Dataset rows about figures
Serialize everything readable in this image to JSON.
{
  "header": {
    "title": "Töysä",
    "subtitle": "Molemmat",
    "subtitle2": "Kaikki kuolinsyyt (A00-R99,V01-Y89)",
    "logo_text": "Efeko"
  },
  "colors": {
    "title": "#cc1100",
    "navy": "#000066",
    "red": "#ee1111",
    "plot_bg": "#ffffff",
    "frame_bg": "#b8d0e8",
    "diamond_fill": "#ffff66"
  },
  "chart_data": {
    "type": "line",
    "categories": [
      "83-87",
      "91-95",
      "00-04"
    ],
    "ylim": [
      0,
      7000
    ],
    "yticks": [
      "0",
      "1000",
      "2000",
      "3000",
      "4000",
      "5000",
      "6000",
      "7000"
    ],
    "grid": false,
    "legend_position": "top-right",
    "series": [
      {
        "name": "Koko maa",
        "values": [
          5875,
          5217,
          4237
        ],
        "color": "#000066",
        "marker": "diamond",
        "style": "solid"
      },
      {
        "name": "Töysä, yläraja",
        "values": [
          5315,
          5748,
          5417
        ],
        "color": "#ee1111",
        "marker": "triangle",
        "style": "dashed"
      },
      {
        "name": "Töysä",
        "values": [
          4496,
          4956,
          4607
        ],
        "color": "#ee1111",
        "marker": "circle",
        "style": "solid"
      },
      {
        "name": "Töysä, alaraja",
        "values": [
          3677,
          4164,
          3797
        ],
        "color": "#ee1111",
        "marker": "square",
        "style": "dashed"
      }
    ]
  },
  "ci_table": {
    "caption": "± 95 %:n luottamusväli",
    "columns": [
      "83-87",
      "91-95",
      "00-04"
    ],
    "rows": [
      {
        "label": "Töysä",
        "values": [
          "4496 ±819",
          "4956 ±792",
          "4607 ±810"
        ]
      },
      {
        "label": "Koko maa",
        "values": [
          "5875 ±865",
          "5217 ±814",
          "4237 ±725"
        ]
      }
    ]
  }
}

--- To be done ---
Each entry above is to be quoted exactly.

--- Written solution ---
Serialize everything readable in this image to JSON.
{
  "header": {
    "title": "Töysä",
    "subtitle": "Molemmat",
    "subtitle2": "Kaikki kuolinsyyt (A00-R99,V01-Y89)",
    "logo_text": "Efeko"
  },
  "colors": {
    "title": "#cc1100",
    "navy": "#000066",
    "red": "#ee1111",
    "plot_bg": "#ffffff",
    "frame_bg": "#b8d0e8",
    "diamond_fill": "#ffff66"
  },
  "chart_data": {
    "type": "line",
    "categories": [
      "83-87",
      "91-95",
      "00-04"
    ],
    "ylim": [
      0,
      7000
    ],
    "yticks": [
      "0",
      "1000",
      "2000",
      "3000",
      "4000",
      "5000",
      "6000",
      "7000"
    ],
    "grid": false,
    "legend_position": "top-right",
    "series": [
      {
        "name": "Koko maa",
        "values": [
          5875,
          5217,
          4237
        ],
        "color": "#000066",
        "marker": "diamond",
        "style": "solid"
      },
      {
        "name": "Töysä, yläraja",
        "values": [
          5315,
          5748,
          5417
        ],
        "color": "#ee1111",
        "marker": "triangle",
        "style": "dashed"
      },
      {
        "name": "Töysä",
        "values": [
          4496,
          4956,
          4607
        ],
        "color": "#ee1111",
        "marker": "circle",
        "style": "solid"
      },
      {
        "name": "Töysä, alaraja",
        "values": [
          3677,
          4164,
          3797
        ],
        "color": "#ee1111",
        "marker": "square",
        "style": "dashed"
      }
    ]
  },
  "ci_table": {
    "caption": "± 95 %:n luottamusväli",
    "columns": [
      "83-87",
      "91-95",
      "00-04"
    ],
    "rows": [
      {
        "label": "Töysä",
        "values": [
          "4496 ±819",
          "4956 ±792",
          "4607 ±810"
        ]
      },
      {
        "label": "Koko maa",
        "values": [
          "5875 ±865",
          "5217 ±814",
          "4237 ±725"
        ]
      }
    ]
  }
}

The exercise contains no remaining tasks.